- _Task details_
Rename "arrowhead-icon" to "arrow-marker" in the lines starting with the first one and going on through the line with "land-mainland (36, 43, 721, 728)". Give back only those lines, with everything else in them left unchanged.

(Saved data entries)
#####
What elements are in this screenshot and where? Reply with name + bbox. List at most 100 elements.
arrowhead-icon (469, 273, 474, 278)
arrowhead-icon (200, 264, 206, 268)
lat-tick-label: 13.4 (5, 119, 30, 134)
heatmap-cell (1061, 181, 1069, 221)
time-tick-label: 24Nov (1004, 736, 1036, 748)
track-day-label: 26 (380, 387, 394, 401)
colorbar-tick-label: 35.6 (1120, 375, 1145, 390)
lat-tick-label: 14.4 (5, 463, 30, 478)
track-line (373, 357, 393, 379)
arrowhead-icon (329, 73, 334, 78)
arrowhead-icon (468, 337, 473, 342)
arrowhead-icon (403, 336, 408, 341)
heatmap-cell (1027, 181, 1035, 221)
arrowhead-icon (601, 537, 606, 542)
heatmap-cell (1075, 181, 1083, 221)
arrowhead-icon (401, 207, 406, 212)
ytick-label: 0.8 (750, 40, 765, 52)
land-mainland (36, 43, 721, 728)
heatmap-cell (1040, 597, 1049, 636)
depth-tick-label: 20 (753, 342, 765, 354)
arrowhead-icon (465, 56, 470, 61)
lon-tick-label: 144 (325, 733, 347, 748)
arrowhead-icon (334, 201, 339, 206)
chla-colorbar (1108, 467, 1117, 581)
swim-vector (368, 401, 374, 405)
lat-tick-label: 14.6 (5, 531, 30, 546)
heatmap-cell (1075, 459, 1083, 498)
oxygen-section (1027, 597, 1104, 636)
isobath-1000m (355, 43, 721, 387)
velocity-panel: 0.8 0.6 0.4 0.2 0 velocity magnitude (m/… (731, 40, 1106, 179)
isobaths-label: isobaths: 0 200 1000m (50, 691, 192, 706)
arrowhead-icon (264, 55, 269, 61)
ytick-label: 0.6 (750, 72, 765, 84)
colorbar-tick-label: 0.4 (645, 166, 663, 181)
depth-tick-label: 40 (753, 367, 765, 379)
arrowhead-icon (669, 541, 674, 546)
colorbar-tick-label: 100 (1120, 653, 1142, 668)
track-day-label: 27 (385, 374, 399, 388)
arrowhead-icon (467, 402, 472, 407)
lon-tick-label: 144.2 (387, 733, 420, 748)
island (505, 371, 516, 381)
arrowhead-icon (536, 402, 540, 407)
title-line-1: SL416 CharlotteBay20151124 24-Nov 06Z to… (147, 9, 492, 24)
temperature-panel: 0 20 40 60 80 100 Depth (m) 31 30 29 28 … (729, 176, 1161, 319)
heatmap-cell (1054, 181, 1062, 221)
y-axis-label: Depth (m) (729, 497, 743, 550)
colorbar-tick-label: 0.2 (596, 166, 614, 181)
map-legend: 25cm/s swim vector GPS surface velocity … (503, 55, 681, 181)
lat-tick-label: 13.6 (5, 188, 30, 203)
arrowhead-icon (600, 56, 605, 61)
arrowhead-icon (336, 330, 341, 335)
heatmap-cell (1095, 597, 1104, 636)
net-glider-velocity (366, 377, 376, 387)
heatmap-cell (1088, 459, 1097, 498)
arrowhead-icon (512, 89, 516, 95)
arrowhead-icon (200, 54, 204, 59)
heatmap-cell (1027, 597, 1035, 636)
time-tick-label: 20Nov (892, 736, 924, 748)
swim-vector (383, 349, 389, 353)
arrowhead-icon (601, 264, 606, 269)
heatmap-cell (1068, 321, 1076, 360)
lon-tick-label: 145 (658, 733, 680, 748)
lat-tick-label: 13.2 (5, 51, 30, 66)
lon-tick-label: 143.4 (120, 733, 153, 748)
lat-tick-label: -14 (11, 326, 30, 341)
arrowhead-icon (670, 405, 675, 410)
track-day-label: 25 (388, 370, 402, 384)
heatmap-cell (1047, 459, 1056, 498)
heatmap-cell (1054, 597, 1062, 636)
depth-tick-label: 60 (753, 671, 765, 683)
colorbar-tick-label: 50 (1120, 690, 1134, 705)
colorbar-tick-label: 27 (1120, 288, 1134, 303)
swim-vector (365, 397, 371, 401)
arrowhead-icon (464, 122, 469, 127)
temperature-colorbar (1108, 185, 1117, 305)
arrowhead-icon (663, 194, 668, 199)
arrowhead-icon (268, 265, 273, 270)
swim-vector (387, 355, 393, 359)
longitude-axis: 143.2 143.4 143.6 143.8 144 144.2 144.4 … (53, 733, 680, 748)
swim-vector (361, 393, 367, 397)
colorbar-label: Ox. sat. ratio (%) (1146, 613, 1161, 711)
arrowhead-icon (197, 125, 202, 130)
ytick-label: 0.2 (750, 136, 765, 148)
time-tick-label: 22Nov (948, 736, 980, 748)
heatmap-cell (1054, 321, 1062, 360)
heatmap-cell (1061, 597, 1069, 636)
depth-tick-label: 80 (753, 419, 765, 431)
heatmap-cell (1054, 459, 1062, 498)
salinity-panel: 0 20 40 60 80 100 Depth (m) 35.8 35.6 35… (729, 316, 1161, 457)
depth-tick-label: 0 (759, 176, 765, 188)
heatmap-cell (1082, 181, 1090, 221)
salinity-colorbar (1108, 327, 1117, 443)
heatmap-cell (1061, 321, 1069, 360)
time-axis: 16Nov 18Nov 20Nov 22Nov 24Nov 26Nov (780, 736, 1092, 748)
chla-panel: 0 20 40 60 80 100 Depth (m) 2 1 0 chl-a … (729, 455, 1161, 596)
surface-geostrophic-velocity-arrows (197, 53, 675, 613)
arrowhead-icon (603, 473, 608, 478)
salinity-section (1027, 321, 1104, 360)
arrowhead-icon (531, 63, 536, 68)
#####
- _Response_
What elements are in this screenshot and where? Reply with name + bbox. List at most 100 elements.
arrow-marker (469, 273, 474, 278)
arrow-marker (200, 264, 206, 268)
lat-tick-label: 13.4 (5, 119, 30, 134)
heatmap-cell (1061, 181, 1069, 221)
time-tick-label: 24Nov (1004, 736, 1036, 748)
track-day-label: 26 (380, 387, 394, 401)
colorbar-tick-label: 35.6 (1120, 375, 1145, 390)
lat-tick-label: 14.4 (5, 463, 30, 478)
track-line (373, 357, 393, 379)
arrow-marker (329, 73, 334, 78)
arrow-marker (468, 337, 473, 342)
arrow-marker (403, 336, 408, 341)
heatmap-cell (1027, 181, 1035, 221)
arrow-marker (601, 537, 606, 542)
heatmap-cell (1075, 181, 1083, 221)
arrow-marker (401, 207, 406, 212)
ytick-label: 0.8 (750, 40, 765, 52)
land-mainland (36, 43, 721, 728)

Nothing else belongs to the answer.